§ Challenge
Read the material below and tally how many lines hold the word "ylabel", giving the number and nothing else.

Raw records
[BEGIN]
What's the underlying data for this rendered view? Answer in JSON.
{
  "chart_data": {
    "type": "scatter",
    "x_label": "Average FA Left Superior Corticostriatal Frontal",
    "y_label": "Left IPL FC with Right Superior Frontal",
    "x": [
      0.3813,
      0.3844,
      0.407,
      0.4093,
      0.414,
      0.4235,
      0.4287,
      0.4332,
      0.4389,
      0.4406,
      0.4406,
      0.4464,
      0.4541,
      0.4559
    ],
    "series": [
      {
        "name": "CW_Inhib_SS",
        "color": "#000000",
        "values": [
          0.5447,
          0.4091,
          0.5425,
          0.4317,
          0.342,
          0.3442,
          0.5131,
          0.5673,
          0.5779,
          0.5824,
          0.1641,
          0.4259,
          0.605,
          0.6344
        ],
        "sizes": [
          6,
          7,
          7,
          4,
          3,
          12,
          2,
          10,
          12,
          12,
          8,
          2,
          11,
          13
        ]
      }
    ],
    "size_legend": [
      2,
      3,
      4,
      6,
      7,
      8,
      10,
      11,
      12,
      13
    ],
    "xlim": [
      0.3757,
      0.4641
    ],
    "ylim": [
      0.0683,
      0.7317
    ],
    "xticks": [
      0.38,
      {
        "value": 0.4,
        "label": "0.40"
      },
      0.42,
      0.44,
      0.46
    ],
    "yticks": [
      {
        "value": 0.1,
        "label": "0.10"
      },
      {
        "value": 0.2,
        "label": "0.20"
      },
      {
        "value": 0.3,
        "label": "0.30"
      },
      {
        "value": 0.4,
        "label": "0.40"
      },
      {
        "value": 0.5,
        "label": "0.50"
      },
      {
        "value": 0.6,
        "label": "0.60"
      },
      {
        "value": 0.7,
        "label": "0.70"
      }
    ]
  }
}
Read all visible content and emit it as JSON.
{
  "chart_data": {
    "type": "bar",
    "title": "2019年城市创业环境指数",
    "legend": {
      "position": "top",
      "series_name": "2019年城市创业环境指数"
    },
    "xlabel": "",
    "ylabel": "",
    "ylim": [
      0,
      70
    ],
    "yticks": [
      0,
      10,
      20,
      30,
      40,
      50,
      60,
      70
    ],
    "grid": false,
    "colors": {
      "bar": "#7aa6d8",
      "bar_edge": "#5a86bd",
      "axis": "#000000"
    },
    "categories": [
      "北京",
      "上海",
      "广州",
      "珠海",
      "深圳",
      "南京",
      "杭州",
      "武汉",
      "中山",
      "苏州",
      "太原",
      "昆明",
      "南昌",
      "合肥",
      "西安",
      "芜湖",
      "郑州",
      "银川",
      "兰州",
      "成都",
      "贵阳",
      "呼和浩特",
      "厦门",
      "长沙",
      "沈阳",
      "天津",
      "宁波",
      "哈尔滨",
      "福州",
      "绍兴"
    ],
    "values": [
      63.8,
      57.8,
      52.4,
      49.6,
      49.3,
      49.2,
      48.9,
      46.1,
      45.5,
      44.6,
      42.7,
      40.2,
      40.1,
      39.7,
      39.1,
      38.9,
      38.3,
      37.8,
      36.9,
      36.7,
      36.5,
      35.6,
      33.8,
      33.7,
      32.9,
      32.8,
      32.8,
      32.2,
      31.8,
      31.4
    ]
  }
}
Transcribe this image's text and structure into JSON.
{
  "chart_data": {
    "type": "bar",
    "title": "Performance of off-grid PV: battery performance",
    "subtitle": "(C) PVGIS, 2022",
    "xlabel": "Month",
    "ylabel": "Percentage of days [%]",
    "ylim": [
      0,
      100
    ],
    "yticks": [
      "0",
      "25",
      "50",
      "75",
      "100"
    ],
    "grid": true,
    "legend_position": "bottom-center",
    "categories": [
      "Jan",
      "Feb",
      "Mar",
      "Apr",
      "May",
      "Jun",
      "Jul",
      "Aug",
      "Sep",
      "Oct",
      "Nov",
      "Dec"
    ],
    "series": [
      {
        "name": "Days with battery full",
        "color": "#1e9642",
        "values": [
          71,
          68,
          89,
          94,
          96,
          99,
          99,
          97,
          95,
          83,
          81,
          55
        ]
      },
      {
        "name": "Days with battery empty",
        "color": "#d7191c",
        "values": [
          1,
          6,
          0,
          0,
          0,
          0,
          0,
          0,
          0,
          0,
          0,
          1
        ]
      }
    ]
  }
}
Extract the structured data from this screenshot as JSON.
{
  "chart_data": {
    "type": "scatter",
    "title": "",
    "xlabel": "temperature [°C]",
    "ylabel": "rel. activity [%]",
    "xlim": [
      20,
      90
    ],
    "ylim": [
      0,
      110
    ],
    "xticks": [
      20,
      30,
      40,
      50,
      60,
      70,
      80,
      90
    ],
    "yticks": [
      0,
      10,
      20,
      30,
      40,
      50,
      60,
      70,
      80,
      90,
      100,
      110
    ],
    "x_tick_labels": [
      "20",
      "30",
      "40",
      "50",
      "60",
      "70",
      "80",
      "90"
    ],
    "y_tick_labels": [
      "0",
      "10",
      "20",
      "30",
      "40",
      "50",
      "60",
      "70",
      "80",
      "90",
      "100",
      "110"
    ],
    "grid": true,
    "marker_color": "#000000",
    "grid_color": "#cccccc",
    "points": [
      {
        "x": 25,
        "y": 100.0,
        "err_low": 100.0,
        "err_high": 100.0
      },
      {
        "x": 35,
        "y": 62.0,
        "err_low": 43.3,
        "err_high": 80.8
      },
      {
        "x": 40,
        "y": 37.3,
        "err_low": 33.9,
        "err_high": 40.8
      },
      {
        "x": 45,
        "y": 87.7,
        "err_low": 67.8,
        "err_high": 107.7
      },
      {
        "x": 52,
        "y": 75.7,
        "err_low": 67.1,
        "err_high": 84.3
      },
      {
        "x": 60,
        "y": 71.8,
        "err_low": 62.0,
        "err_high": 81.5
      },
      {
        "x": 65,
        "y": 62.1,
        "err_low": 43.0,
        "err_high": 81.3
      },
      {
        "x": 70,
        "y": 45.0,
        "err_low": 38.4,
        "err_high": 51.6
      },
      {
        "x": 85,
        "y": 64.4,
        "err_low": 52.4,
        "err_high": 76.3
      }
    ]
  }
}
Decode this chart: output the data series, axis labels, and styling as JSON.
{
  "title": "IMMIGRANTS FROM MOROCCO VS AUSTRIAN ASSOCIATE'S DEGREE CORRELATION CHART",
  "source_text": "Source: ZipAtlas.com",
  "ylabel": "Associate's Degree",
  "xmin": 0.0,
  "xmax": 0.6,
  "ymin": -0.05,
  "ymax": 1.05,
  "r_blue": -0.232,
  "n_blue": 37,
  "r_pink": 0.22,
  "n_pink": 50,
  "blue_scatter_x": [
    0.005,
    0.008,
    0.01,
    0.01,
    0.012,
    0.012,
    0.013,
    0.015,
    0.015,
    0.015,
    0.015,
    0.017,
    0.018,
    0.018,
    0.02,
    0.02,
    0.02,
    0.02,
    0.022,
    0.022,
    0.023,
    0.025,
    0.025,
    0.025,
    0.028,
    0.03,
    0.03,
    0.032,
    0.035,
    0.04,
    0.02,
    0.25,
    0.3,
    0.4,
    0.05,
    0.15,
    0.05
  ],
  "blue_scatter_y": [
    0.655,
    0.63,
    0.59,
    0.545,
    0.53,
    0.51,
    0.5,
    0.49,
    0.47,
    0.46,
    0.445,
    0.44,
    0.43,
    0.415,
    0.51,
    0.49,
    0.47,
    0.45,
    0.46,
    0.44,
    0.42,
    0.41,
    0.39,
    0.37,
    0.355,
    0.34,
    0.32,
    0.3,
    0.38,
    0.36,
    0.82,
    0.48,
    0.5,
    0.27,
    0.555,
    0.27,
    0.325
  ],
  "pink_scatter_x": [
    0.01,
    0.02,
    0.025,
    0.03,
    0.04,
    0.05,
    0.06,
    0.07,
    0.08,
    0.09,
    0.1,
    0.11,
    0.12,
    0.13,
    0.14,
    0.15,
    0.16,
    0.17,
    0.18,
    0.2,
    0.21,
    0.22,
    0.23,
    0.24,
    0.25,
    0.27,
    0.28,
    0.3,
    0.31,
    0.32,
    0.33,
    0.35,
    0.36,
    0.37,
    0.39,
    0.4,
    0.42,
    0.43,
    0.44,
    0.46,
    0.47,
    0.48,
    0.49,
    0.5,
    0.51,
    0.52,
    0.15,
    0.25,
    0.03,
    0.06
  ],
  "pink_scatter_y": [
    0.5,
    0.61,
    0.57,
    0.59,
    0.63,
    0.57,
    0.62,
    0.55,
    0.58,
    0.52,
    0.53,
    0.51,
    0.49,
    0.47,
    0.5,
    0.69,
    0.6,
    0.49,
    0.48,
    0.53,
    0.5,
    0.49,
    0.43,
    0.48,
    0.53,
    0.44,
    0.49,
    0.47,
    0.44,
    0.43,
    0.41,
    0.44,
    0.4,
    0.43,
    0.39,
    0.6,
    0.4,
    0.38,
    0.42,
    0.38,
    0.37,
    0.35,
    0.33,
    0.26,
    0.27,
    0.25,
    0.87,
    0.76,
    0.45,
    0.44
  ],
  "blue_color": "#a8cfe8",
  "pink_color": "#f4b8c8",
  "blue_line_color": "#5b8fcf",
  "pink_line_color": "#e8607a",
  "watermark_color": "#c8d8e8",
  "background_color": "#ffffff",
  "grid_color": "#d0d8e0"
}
[END]
§ Output of the task
4